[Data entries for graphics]
- - - - - - -
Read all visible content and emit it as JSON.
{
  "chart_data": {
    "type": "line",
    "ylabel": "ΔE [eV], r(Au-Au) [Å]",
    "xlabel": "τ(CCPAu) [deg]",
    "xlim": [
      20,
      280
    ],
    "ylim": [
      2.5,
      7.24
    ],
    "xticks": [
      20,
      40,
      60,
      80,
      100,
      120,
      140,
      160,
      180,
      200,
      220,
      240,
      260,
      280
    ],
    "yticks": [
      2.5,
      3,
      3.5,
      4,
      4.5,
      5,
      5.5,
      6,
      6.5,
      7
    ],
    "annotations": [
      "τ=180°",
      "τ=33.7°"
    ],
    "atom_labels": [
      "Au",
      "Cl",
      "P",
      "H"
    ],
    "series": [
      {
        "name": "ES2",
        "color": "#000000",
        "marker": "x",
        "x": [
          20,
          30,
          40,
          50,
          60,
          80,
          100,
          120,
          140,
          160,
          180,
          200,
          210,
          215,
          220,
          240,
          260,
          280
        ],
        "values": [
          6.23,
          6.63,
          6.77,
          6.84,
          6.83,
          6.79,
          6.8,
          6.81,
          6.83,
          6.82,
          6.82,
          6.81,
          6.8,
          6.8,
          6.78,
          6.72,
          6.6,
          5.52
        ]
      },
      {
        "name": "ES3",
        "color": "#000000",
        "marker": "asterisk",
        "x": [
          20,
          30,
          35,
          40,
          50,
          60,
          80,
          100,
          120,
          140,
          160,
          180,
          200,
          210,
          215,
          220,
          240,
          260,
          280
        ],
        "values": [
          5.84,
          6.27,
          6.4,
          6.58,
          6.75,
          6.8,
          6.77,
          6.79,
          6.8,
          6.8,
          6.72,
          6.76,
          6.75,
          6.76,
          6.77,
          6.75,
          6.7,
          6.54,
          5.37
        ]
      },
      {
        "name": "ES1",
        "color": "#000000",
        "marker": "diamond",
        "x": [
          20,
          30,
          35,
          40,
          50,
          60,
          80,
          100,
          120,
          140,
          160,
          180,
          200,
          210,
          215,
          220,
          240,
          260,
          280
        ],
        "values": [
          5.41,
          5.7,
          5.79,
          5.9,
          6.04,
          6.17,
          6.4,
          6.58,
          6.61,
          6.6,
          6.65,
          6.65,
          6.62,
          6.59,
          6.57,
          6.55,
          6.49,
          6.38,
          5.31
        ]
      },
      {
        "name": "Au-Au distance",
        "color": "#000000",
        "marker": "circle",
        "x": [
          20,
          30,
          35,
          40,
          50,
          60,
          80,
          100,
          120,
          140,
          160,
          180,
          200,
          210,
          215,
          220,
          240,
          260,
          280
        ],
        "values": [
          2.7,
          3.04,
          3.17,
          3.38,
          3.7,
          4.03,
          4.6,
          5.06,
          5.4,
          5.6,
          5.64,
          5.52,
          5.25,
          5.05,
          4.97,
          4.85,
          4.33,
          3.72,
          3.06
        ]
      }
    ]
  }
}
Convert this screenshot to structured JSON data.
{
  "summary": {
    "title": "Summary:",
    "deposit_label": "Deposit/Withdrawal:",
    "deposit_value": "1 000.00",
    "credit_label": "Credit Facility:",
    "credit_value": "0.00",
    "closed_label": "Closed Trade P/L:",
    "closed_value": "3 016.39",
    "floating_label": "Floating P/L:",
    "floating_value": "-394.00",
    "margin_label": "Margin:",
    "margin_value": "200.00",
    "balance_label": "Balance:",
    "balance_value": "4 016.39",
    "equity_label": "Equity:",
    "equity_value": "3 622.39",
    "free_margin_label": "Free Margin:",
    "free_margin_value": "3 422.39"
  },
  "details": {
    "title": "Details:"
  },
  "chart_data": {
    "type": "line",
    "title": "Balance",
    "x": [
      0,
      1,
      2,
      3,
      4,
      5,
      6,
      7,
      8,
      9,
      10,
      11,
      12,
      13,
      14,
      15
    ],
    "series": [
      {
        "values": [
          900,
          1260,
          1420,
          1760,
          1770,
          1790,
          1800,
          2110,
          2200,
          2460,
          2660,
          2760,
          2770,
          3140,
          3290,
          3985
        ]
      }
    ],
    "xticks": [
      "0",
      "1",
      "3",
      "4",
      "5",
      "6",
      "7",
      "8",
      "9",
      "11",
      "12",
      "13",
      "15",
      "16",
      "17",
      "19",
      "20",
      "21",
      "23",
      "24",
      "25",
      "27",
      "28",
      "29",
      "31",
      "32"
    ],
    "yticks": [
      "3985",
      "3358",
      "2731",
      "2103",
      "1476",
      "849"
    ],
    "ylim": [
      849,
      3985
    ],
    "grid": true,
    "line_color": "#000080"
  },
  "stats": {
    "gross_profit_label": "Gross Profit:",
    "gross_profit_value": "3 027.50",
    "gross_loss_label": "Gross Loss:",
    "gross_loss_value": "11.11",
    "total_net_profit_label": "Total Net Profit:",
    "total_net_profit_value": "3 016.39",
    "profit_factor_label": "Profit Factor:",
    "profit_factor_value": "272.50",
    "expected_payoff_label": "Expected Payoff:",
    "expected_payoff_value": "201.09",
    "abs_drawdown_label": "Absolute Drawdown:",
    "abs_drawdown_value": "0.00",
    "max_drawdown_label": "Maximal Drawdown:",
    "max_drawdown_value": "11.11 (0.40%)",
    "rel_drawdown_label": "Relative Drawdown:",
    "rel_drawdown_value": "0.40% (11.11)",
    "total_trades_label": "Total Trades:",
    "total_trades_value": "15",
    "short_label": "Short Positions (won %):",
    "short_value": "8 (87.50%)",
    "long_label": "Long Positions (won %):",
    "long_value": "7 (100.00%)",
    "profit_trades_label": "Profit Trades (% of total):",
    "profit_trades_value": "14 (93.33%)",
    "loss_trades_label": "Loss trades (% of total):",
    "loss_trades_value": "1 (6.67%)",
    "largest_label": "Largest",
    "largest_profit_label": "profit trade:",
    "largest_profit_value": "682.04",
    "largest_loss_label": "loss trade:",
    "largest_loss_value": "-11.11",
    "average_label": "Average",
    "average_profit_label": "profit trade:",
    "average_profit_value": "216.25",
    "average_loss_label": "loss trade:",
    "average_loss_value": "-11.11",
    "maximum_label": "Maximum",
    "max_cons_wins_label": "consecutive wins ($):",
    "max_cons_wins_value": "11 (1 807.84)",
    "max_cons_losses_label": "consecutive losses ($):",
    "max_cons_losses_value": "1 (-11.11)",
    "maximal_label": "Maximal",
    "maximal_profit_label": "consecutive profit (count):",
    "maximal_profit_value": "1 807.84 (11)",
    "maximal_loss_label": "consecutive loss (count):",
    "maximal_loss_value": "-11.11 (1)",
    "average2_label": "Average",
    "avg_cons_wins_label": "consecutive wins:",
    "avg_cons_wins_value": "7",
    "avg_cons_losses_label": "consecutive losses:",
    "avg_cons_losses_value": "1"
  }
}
- - - - - - -
Using the listing above, retype each line exactly.

Read all visible content and emit it as JSON.
{
  "chart_data": {
    "type": "line",
    "ylabel": "ΔE [eV], r(Au-Au) [Å]",
    "xlabel": "τ(CCPAu) [deg]",
    "xlim": [
      20,
      280
    ],
    "ylim": [
      2.5,
      7.24
    ],
    "xticks": [
      20,
      40,
      60,
      80,
      100,
      120,
      140,
      160,
      180,
      200,
      220,
      240,
      260,
      280
    ],
    "yticks": [
      2.5,
      3,
      3.5,
      4,
      4.5,
      5,
      5.5,
      6,
      6.5,
      7
    ],
    "annotations": [
      "τ=180°",
      "τ=33.7°"
    ],
    "atom_labels": [
      "Au",
      "Cl",
      "P",
      "H"
    ],
    "series": [
      {
        "name": "ES2",
        "color": "#000000",
        "marker": "x",
        "x": [
          20,
          30,
          40,
          50,
          60,
          80,
          100,
          120,
          140,
          160,
          180,
          200,
          210,
          215,
          220,
          240,
          260,
          280
        ],
        "values": [
          6.23,
          6.63,
          6.77,
          6.84,
          6.83,
          6.79,
          6.8,
          6.81,
          6.83,
          6.82,
          6.82,
          6.81,
          6.8,
          6.8,
          6.78,
          6.72,
          6.6,
          5.52
        ]
      },
      {
        "name": "ES3",
        "color": "#000000",
        "marker": "asterisk",
        "x": [
          20,
          30,
          35,
          40,
          50,
          60,
          80,
          100,
          120,
          140,
          160,
          180,
          200,
          210,
          215,
          220,
          240,
          260,
          280
        ],
        "values": [
          5.84,
          6.27,
          6.4,
          6.58,
          6.75,
          6.8,
          6.77,
          6.79,
          6.8,
          6.8,
          6.72,
          6.76,
          6.75,
          6.76,
          6.77,
          6.75,
          6.7,
          6.54,
          5.37
        ]
      },
      {
        "name": "ES1",
        "color": "#000000",
        "marker": "diamond",
        "x": [
          20,
          30,
          35,
          40,
          50,
          60,
          80,
          100,
          120,
          140,
          160,
          180,
          200,
          210,
          215,
          220,
          240,
          260,
          280
        ],
        "values": [
          5.41,
          5.7,
          5.79,
          5.9,
          6.04,
          6.17,
          6.4,
          6.58,
          6.61,
          6.6,
          6.65,
          6.65,
          6.62,
          6.59,
          6.57,
          6.55,
          6.49,
          6.38,
          5.31
        ]
      },
      {
        "name": "Au-Au distance",
        "color": "#000000",
        "marker": "circle",
        "x": [
          20,
          30,
          35,
          40,
          50,
          60,
          80,
          100,
          120,
          140,
          160,
          180,
          200,
          210,
          215,
          220,
          240,
          260,
          280
        ],
        "values": [
          2.7,
          3.04,
          3.17,
          3.38,
          3.7,
          4.03,
          4.6,
          5.06,
          5.4,
          5.6,
          5.64,
          5.52,
          5.25,
          5.05,
          4.97,
          4.85,
          4.33,
          3.72,
          3.06
        ]
      }
    ]
  }
}
Convert this screenshot to structured JSON data.
{
  "summary": {
    "title": "Summary:",
    "deposit_label": "Deposit/Withdrawal:",
    "deposit_value": "1 000.00",
    "credit_label": "Credit Facility:",
    "credit_value": "0.00",
    "closed_label": "Closed Trade P/L:",
    "closed_value": "3 016.39",
    "floating_label": "Floating P/L:",
    "floating_value": "-394.00",
    "margin_label": "Margin:",
    "margin_value": "200.00",
    "balance_label": "Balance:",
    "balance_value": "4 016.39",
    "equity_label": "Equity:",
    "equity_value": "3 622.39",
    "free_margin_label": "Free Margin:",
    "free_margin_value": "3 422.39"
  },
  "details": {
    "title": "Details:"
  },
  "chart_data": {
    "type": "line",
    "title": "Balance",
    "x": [
      0,
      1,
      2,
      3,
      4,
      5,
      6,
      7,
      8,
      9,
      10,
      11,
      12,
      13,
      14,
      15
    ],
    "series": [
      {
        "values": [
          900,
          1260,
          1420,
          1760,
          1770,
          1790,
          1800,
          2110,
          2200,
          2460,
          2660,
          2760,
          2770,
          3140,
          3290,
          3985
        ]
      }
    ],
    "xticks": [
      "0",
      "1",
      "3",
      "4",
      "5",
      "6",
      "7",
      "8",
      "9",
      "11",
      "12",
      "13",
      "15",
      "16",
      "17",
      "19",
      "20",
      "21",
      "23",
      "24",
      "25",
      "27",
      "28",
      "29",
      "31",
      "32"
    ],
    "yticks": [
      "3985",
      "3358",
      "2731",
      "2103",
      "1476",
      "849"
    ],
    "ylim": [
      849,
      3985
    ],
    "grid": true,
    "line_color": "#000080"
  },
  "stats": {
    "gross_profit_label": "Gross Profit:",
    "gross_profit_value": "3 027.50",
    "gross_loss_label": "Gross Loss:",
    "gross_loss_value": "11.11",
    "total_net_profit_label": "Total Net Profit:",
    "total_net_profit_value": "3 016.39",
    "profit_factor_label": "Profit Factor:",
    "profit_factor_value": "272.50",
    "expected_payoff_label": "Expected Payoff:",
    "expected_payoff_value": "201.09",
    "abs_drawdown_label": "Absolute Drawdown:",
    "abs_drawdown_value": "0.00",
    "max_drawdown_label": "Maximal Drawdown:",
    "max_drawdown_value": "11.11 (0.40%)",
    "rel_drawdown_label": "Relative Drawdown:",
    "rel_drawdown_value": "0.40% (11.11)",
    "total_trades_label": "Total Trades:",
    "total_trades_value": "15",
    "short_label": "Short Positions (won %):",
    "short_value": "8 (87.50%)",
    "long_label": "Long Positions (won %):",
    "long_value": "7 (100.00%)",
    "profit_trades_label": "Profit Trades (% of total):",
    "profit_trades_value": "14 (93.33%)",
    "loss_trades_label": "Loss trades (% of total):",
    "loss_trades_value": "1 (6.67%)",
    "largest_label": "Largest",
    "largest_profit_label": "profit trade:",
    "largest_profit_value": "682.04",
    "largest_loss_label": "loss trade:",
    "largest_loss_value": "-11.11",
    "average_label": "Average",
    "average_profit_label": "profit trade:",
    "average_profit_value": "216.25",
    "average_loss_label": "loss trade:",
    "average_loss_value": "-11.11",
    "maximum_label": "Maximum",
    "max_cons_wins_label": "consecutive wins ($):",
    "max_cons_wins_value": "11 (1 807.84)",
    "max_cons_losses_label": "consecutive losses ($):",
    "max_cons_losses_value": "1 (-11.11)",
    "maximal_label": "Maximal",
    "maximal_profit_label": "consecutive profit (count):",
    "maximal_profit_value": "1 807.84 (11)",
    "maximal_loss_label": "consecutive loss (count):",
    "maximal_loss_value": "-11.11 (1)",
    "average2_label": "Average",
    "avg_cons_wins_label": "consecutive wins:",
    "avg_cons_wins_value": "7",
    "avg_cons_losses_label": "consecutive losses:",
    "avg_cons_losses_value": "1"
  }
}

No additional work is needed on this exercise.